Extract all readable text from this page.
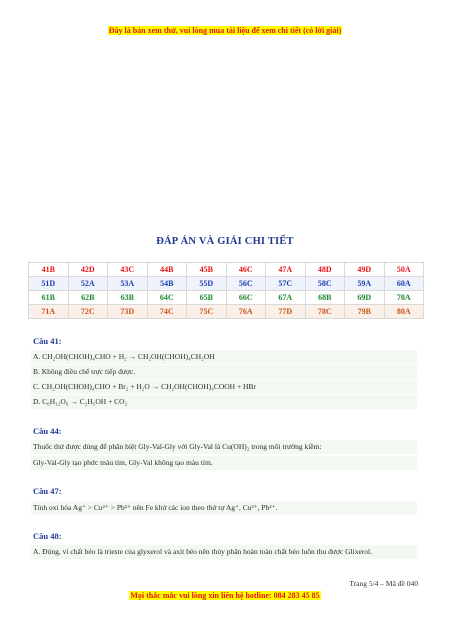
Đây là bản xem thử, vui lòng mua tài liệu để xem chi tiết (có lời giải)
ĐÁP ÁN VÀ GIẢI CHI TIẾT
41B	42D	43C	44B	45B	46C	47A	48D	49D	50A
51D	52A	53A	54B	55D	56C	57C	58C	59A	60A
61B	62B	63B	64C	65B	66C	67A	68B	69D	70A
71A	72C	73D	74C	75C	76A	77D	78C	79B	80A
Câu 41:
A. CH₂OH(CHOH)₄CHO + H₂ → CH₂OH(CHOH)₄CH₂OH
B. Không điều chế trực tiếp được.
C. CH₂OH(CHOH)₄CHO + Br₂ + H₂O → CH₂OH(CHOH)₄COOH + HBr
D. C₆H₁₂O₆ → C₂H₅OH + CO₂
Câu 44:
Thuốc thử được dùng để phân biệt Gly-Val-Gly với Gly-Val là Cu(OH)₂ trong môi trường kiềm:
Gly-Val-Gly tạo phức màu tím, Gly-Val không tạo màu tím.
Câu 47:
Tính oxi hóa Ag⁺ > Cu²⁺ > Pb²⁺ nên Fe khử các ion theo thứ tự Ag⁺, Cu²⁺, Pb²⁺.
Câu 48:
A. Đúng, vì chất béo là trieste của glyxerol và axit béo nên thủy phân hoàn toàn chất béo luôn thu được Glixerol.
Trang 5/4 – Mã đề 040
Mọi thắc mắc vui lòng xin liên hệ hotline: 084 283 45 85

--*--

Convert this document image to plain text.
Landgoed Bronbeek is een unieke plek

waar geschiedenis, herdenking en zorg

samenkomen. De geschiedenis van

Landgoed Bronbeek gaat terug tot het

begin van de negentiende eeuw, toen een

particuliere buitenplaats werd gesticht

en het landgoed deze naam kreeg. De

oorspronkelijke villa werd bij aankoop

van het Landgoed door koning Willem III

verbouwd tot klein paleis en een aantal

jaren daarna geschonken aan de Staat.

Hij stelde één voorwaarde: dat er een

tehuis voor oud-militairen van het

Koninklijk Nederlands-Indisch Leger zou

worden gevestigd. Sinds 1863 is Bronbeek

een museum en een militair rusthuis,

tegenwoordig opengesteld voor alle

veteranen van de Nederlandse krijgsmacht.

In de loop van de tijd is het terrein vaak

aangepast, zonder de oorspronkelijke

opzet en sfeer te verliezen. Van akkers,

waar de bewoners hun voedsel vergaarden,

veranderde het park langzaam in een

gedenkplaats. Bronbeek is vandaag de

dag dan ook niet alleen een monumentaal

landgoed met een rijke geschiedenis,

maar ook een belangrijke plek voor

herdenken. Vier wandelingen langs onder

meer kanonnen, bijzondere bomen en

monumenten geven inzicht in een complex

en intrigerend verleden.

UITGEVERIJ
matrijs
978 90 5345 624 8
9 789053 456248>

--*--

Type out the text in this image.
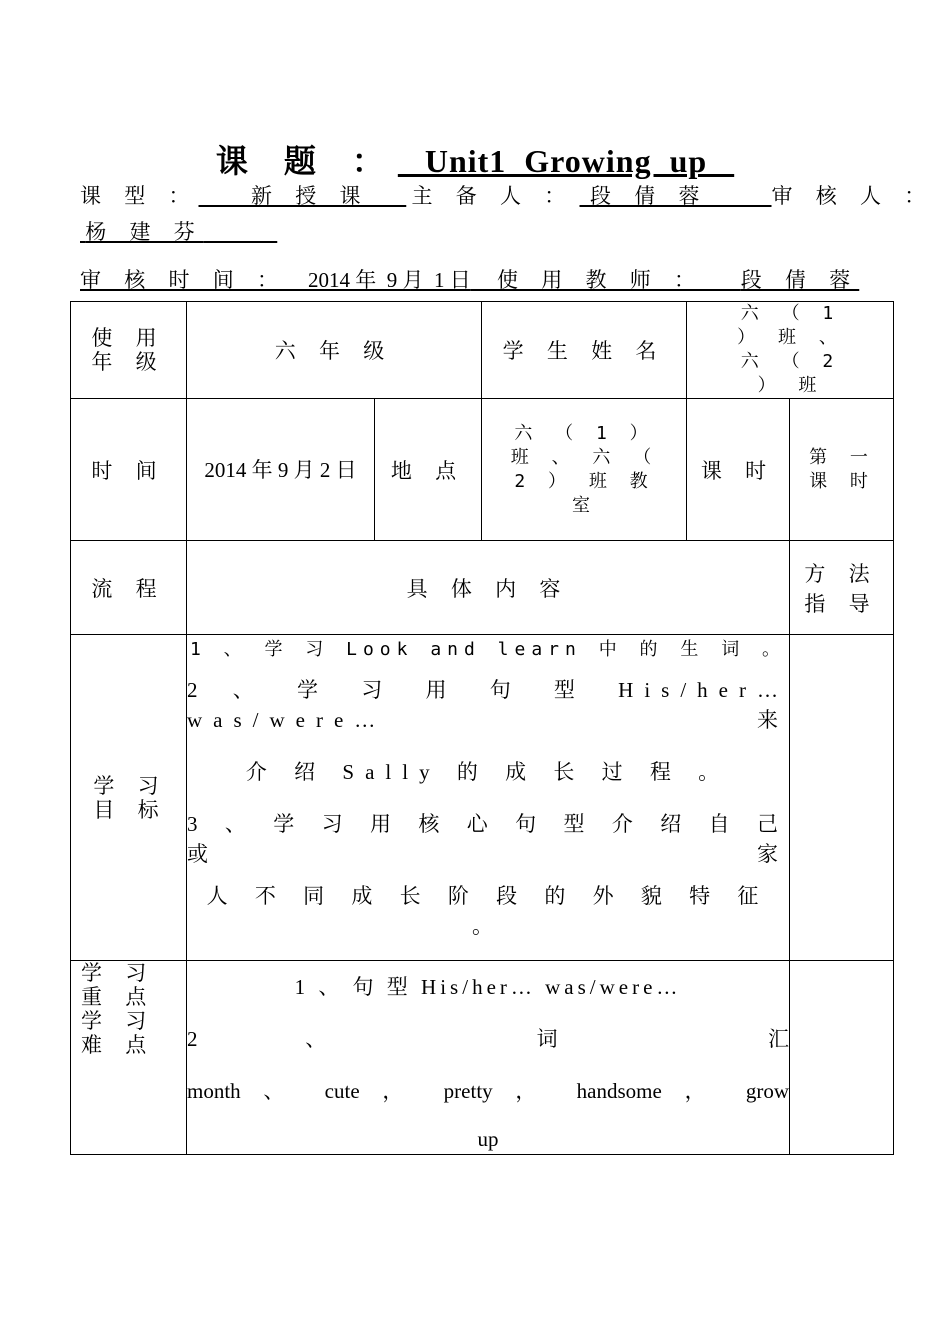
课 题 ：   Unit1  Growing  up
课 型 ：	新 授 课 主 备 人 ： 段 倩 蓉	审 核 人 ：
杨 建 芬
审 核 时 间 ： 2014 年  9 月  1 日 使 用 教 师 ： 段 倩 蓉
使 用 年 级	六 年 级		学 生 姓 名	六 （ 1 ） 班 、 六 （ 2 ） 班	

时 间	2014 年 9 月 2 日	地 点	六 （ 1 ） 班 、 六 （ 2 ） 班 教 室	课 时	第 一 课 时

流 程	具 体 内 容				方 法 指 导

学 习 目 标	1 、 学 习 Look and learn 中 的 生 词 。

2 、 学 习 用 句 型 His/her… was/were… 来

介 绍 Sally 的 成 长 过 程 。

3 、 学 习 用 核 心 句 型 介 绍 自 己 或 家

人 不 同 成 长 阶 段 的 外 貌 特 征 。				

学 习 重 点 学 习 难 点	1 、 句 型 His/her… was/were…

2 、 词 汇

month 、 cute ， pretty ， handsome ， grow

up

--*--

Copy out all lines from the material above that contain the string "được".

B. Không điều chế trực tiếp được.
Thuốc thử được dùng để phân biệt Gly-Val-Gly với Gly-Val là Cu(OH)₂ trong môi trường kiềm:
A. Đúng, vì chất béo là trieste của glyxerol và axit béo nên thủy phân hoàn toàn chất béo luôn thu được Glixerol.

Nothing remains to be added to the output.